■ Job: Reproduce the data below verbatim, omitting the pictures from your answer.

____ Exercise materials

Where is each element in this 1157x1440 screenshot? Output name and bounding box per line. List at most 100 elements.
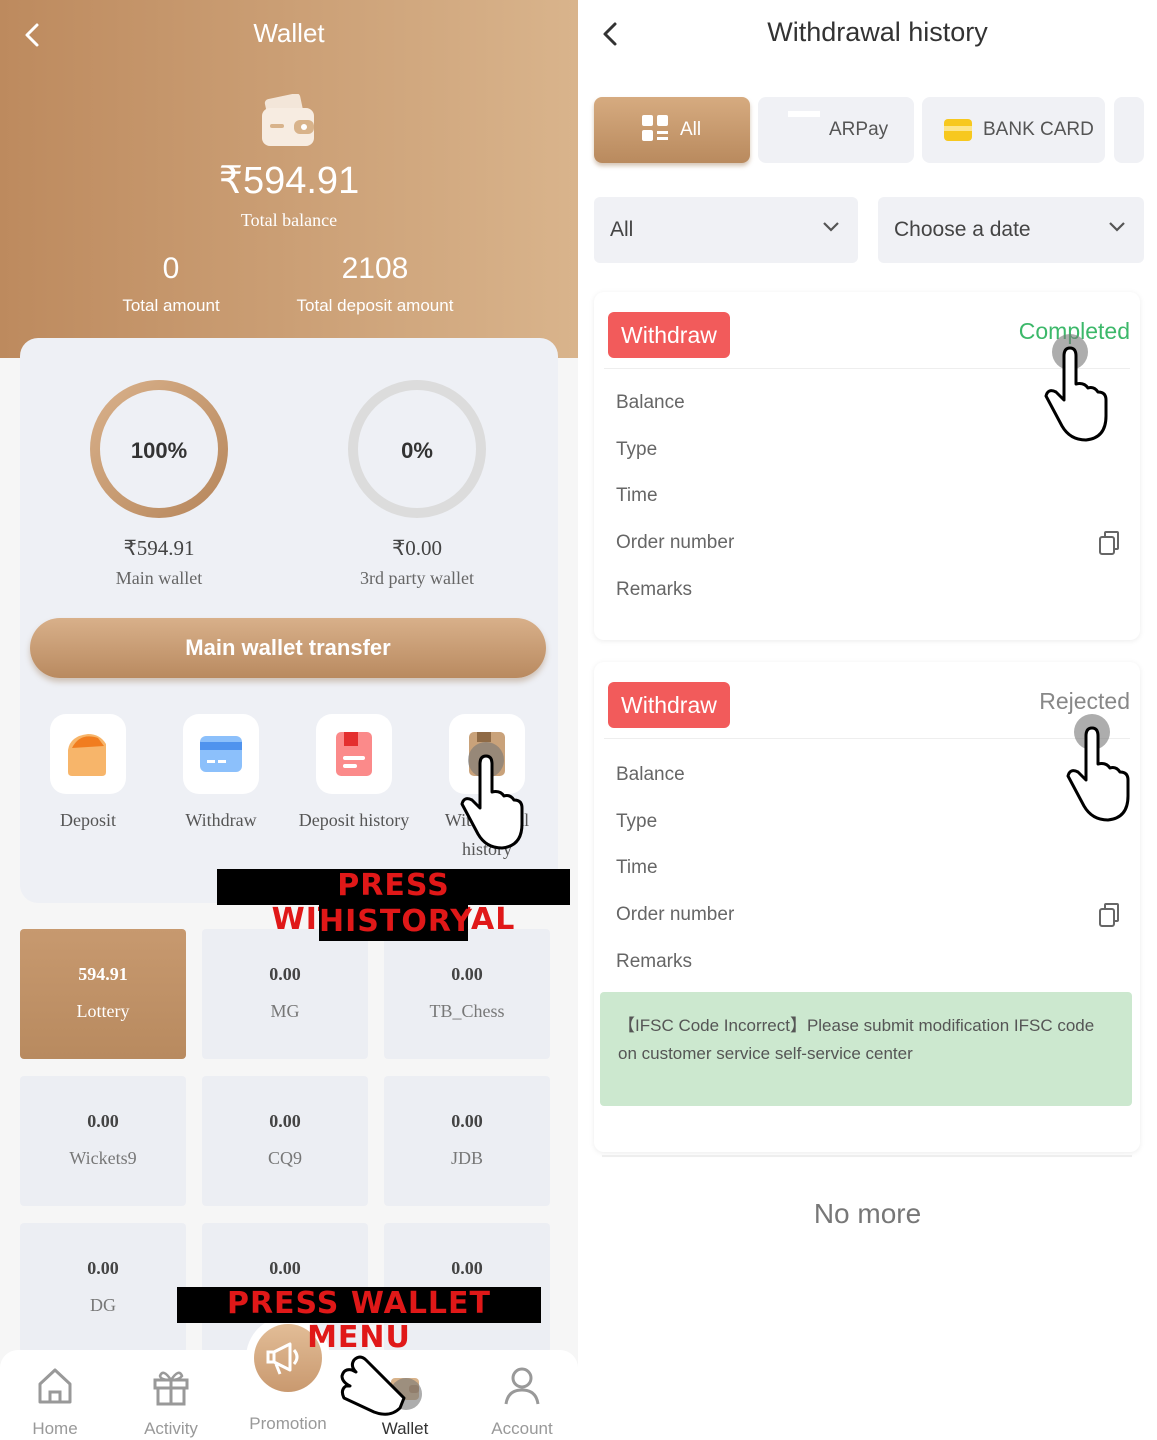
page-title: Withdrawal history — [767, 17, 988, 47]
tab-all[interactable]: All — [594, 97, 750, 163]
date-filter-select[interactable]: Choose a date — [878, 197, 1144, 263]
chevron-down-icon — [1109, 222, 1125, 232]
remarks-label: Remarks — [616, 579, 693, 600]
date-filter-value: Choose a date — [894, 218, 1031, 241]
total-balance-label: Total balance — [240, 210, 338, 230]
grid-icon — [642, 115, 668, 141]
game-tile-jdb[interactable]: 0.00 JDB — [384, 1076, 550, 1206]
order-number-label: Order number — [616, 532, 735, 553]
game-balance: 0.00 — [269, 1258, 301, 1278]
game-name: TB_Chess — [429, 1001, 505, 1021]
chevron-down-icon — [823, 222, 839, 232]
deposit-icon — [50, 714, 126, 794]
home-icon — [38, 1368, 72, 1404]
game-tile-dg[interactable]: 0.00 DG — [20, 1223, 186, 1353]
bank-card-icon — [944, 119, 972, 141]
time-label: Time — [616, 857, 658, 878]
copy-icon[interactable] — [1098, 902, 1120, 928]
nav-account-label: Account — [491, 1419, 553, 1438]
withdraw-icon — [183, 714, 259, 794]
game-name: DG — [90, 1295, 116, 1315]
order-number-label: Order number — [616, 904, 735, 925]
nav-account[interactable]: Account — [472, 1364, 572, 1439]
deposit-action[interactable]: Deposit — [28, 714, 148, 835]
main-wallet-percent: 100% — [130, 438, 188, 463]
game-balance: 0.00 — [451, 964, 483, 984]
gift-icon — [153, 1371, 189, 1406]
pointing-hand-icon — [340, 1355, 422, 1416]
third-party-wallet-percent: 0% — [401, 438, 433, 463]
page-title: Wallet — [253, 18, 325, 48]
tab-bank-card[interactable]: BANK CARD — [922, 97, 1105, 163]
game-balance: 0.00 — [451, 1111, 483, 1131]
nav-wallet-label: Wallet — [381, 1419, 429, 1438]
deposit-history-action[interactable]: Deposit history — [294, 714, 414, 835]
game-name: CQ9 — [267, 1148, 302, 1168]
game-name: JDB — [450, 1148, 483, 1168]
wallet-icon — [262, 94, 314, 146]
total-balance-value: ₹594.91 — [218, 160, 360, 202]
arpay-icon — [788, 111, 820, 117]
game-balance: 0.00 — [87, 1258, 119, 1278]
end-of-list-text: No more — [813, 1198, 922, 1229]
game-name: Lottery — [76, 1001, 130, 1021]
game-tile-mg[interactable]: 0.00 MG — [202, 929, 368, 1059]
withdrawal-history-screen: Withdrawal history All ARPay BANK CARD A… — [578, 0, 1157, 1440]
withdraw-label: Withdraw — [185, 810, 257, 830]
type-filter-value: All — [610, 218, 634, 241]
instruction-banner: HISTORY — [319, 904, 474, 941]
third-party-wallet-amount: ₹0.00 — [391, 536, 443, 560]
pointing-hand-icon — [460, 742, 524, 850]
tab-arpay[interactable]: ARPay — [758, 97, 914, 163]
third-party-wallet-label: 3rd party wallet — [360, 568, 474, 588]
list-divider — [602, 1155, 1132, 1157]
record-type-badge: Withdraw — [608, 312, 730, 358]
record-type-badge: Withdraw — [608, 682, 730, 728]
game-tile-wickets9[interactable]: 0.00 Wickets9 — [20, 1076, 186, 1206]
wallet-header: Wallet ₹594.91 Total balance 0 Total amo… — [0, 0, 578, 358]
total-deposit-stat: 2108 Total deposit amount — [250, 252, 500, 316]
nav-home[interactable]: Home — [5, 1364, 105, 1439]
nav-home-label: Home — [32, 1419, 78, 1438]
tab-arpay-label: ARPay — [829, 119, 889, 140]
total-deposit-label: Total deposit amount — [296, 296, 454, 315]
copy-icon[interactable] — [1098, 530, 1120, 556]
instruction-banner: PRESS WALLET MENU — [177, 1287, 541, 1355]
main-wallet-label: Main wallet — [115, 568, 203, 588]
game-balance: 0.00 — [451, 1258, 483, 1278]
balance-label: Balance — [616, 764, 685, 785]
deposit-label: Deposit — [60, 810, 116, 830]
game-tile-cq9[interactable]: 0.00 CQ9 — [202, 1076, 368, 1206]
deposit-history-label: Deposit history — [298, 810, 410, 830]
type-filter-select[interactable]: All — [594, 197, 858, 263]
wallet-screen: Wallet ₹594.91 Total balance 0 Total amo… — [0, 0, 578, 1440]
remark-message: 【IFSC Code Incorrect】Please submit modif… — [600, 992, 1132, 1106]
type-label: Type — [616, 439, 658, 460]
deposit-history-icon — [316, 714, 392, 794]
tab-all-label: All — [680, 119, 702, 140]
user-icon — [504, 1367, 540, 1405]
game-balance: 0.00 — [269, 964, 301, 984]
game-name: Wickets9 — [69, 1148, 137, 1168]
game-name: MG — [270, 1001, 300, 1021]
game-tile-tb-chess[interactable]: 0.00 TB_Chess — [384, 929, 550, 1059]
total-deposit-value: 2108 — [341, 252, 409, 285]
tab-more[interactable] — [1114, 97, 1144, 163]
nav-promotion-label: Promotion — [249, 1414, 327, 1433]
main-wallet-transfer-button[interactable]: Main wallet transfer — [30, 618, 546, 678]
withdraw-action[interactable]: Withdraw — [161, 714, 281, 835]
nav-activity[interactable]: Activity — [121, 1364, 221, 1439]
game-tile-lottery[interactable]: 594.91 Lottery — [20, 929, 186, 1059]
balance-label: Balance — [616, 392, 685, 413]
type-label: Type — [616, 811, 658, 832]
pointing-hand-icon — [1044, 334, 1108, 442]
instruction-banner: PRESS WITHDRAWAL — [217, 869, 570, 937]
remarks-label: Remarks — [616, 951, 693, 972]
time-label: Time — [616, 485, 658, 506]
main-wallet-amount: ₹594.91 — [123, 536, 195, 560]
pointing-hand-icon — [1066, 714, 1130, 822]
game-balance: 0.00 — [269, 1111, 301, 1131]
game-balance: 594.91 — [78, 964, 128, 984]
nav-activity-label: Activity — [144, 1419, 198, 1438]
game-balance: 0.00 — [87, 1111, 119, 1131]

________

■ Problem solution:
Where is each element in this 1157x1440 screenshot? Output name and bounding box per line. List at most 100 elements.
page-title: Withdrawal history — [767, 17, 988, 47]
tab-all[interactable]: All — [594, 97, 750, 163]
date-filter-select[interactable]: Choose a date — [878, 197, 1144, 263]
chevron-down-icon — [1109, 222, 1125, 232]
remarks-label: Remarks — [616, 579, 693, 600]
date-filter-value: Choose a date — [894, 218, 1031, 241]
total-balance-label: Total balance — [240, 210, 338, 230]
grid-icon — [642, 115, 668, 141]
game-tile-jdb[interactable]: 0.00 JDB — [384, 1076, 550, 1206]
order-number-label: Order number — [616, 532, 735, 553]
game-balance: 0.00 — [269, 1258, 301, 1278]
game-name: TB_Chess — [429, 1001, 505, 1021]
chevron-down-icon — [823, 222, 839, 232]
deposit-icon — [50, 714, 126, 794]
home-icon — [38, 1368, 72, 1404]
game-tile-dg[interactable]: 0.00 DG — [20, 1223, 186, 1353]
bank-card-icon — [944, 119, 972, 141]
time-label: Time — [616, 857, 658, 878]
copy-icon[interactable] — [1098, 902, 1120, 928]
nav-account-label: Account — [491, 1419, 553, 1438]
withdraw-icon — [183, 714, 259, 794]
game-name: DG — [90, 1295, 116, 1315]
order-number-label: Order number — [616, 904, 735, 925]
nav-account[interactable]: Account — [472, 1364, 572, 1439]
deposit-action[interactable]: Deposit — [28, 714, 148, 835]
main-wallet-percent: 100% — [130, 438, 188, 463]
game-balance: 0.00 — [451, 964, 483, 984]
gift-icon — [153, 1371, 189, 1406]
pointing-hand-icon — [340, 1355, 422, 1416]
third-party-wallet-percent: 0% — [401, 438, 433, 463]
page-title: Wallet — [253, 18, 325, 48]
tab-bank-card[interactable]: BANK CARD — [922, 97, 1105, 163]
game-balance: 0.00 — [451, 1111, 483, 1131]
nav-wallet-label: Wallet — [381, 1419, 429, 1438]
deposit-history-action[interactable]: Deposit history — [294, 714, 414, 835]
game-name: CQ9 — [267, 1148, 302, 1168]
game-name: JDB — [450, 1148, 483, 1168]
wallet-icon — [262, 94, 314, 146]
total-balance-value: ₹594.91 — [218, 160, 360, 202]
arpay-icon — [788, 111, 820, 117]
game-balance: 0.00 — [87, 1258, 119, 1278]
end-of-list-text: No more — [813, 1198, 922, 1229]
game-name: Lottery — [76, 1001, 130, 1021]
game-tile-mg[interactable]: 0.00 MG — [202, 929, 368, 1059]
withdrawal-history-screen: Withdrawal history All ARPay BANK CARD A… — [578, 0, 1157, 1440]
withdraw-label: Withdraw — [185, 810, 257, 830]
type-filter-value: All — [610, 218, 634, 241]
instruction-banner: HISTORY — [319, 904, 474, 941]
third-party-wallet-amount: ₹0.00 — [391, 536, 443, 560]
pointing-hand-icon — [460, 742, 524, 850]
tab-arpay[interactable]: ARPay — [758, 97, 914, 163]
third-party-wallet-label: 3rd party wallet — [360, 568, 474, 588]
list-divider — [602, 1155, 1132, 1157]
record-type-badge: Withdraw — [608, 312, 730, 358]
record-type-badge: Withdraw — [608, 682, 730, 728]
game-tile-wickets9[interactable]: 0.00 Wickets9 — [20, 1076, 186, 1206]
wallet-header: Wallet ₹594.91 Total balance 0 Total amo… — [0, 0, 578, 358]
total-deposit-stat: 2108 Total deposit amount — [250, 252, 500, 316]
nav-home[interactable]: Home — [5, 1364, 105, 1439]
nav-home-label: Home — [32, 1419, 78, 1438]
tab-arpay-label: ARPay — [829, 119, 889, 140]
total-deposit-label: Total deposit amount — [296, 296, 454, 315]
copy-icon[interactable] — [1098, 530, 1120, 556]
instruction-banner: PRESS WALLET MENU — [177, 1287, 541, 1355]
main-wallet-label: Main wallet — [115, 568, 203, 588]
game-balance: 0.00 — [451, 1258, 483, 1278]
balance-label: Balance — [616, 764, 685, 785]
deposit-label: Deposit — [60, 810, 116, 830]
game-tile-cq9[interactable]: 0.00 CQ9 — [202, 1076, 368, 1206]
deposit-history-label: Deposit history — [298, 810, 410, 830]
type-filter-select[interactable]: All — [594, 197, 858, 263]
wallet-screen: Wallet ₹594.91 Total balance 0 Total amo… — [0, 0, 578, 1440]
remark-message: 【IFSC Code Incorrect】Please submit modif… — [600, 992, 1132, 1106]
type-label: Type — [616, 439, 658, 460]
deposit-history-icon — [316, 714, 392, 794]
tab-all-label: All — [680, 119, 702, 140]
user-icon — [504, 1367, 540, 1405]
game-balance: 0.00 — [269, 964, 301, 984]
game-name: Wickets9 — [69, 1148, 137, 1168]
game-name: MG — [270, 1001, 300, 1021]
game-tile-tb-chess[interactable]: 0.00 TB_Chess — [384, 929, 550, 1059]
total-deposit-value: 2108 — [341, 252, 409, 285]
tab-more[interactable] — [1114, 97, 1144, 163]
nav-promotion-label: Promotion — [249, 1414, 327, 1433]
main-wallet-transfer-button[interactable]: Main wallet transfer — [30, 618, 546, 678]
withdraw-action[interactable]: Withdraw — [161, 714, 281, 835]
nav-activity[interactable]: Activity — [121, 1364, 221, 1439]
game-tile-lottery[interactable]: 594.91 Lottery — [20, 929, 186, 1059]
balance-label: Balance — [616, 392, 685, 413]
type-label: Type — [616, 811, 658, 832]
pointing-hand-icon — [1044, 334, 1108, 442]
instruction-banner: PRESS WITHDRAWAL — [217, 869, 570, 937]
remarks-label: Remarks — [616, 951, 693, 972]
time-label: Time — [616, 485, 658, 506]
main-wallet-amount: ₹594.91 — [123, 536, 195, 560]
pointing-hand-icon — [1066, 714, 1130, 822]
game-balance: 0.00 — [269, 1111, 301, 1131]
game-balance: 594.91 — [78, 964, 128, 984]
nav-activity-label: Activity — [144, 1419, 198, 1438]
game-balance: 0.00 — [87, 1111, 119, 1131]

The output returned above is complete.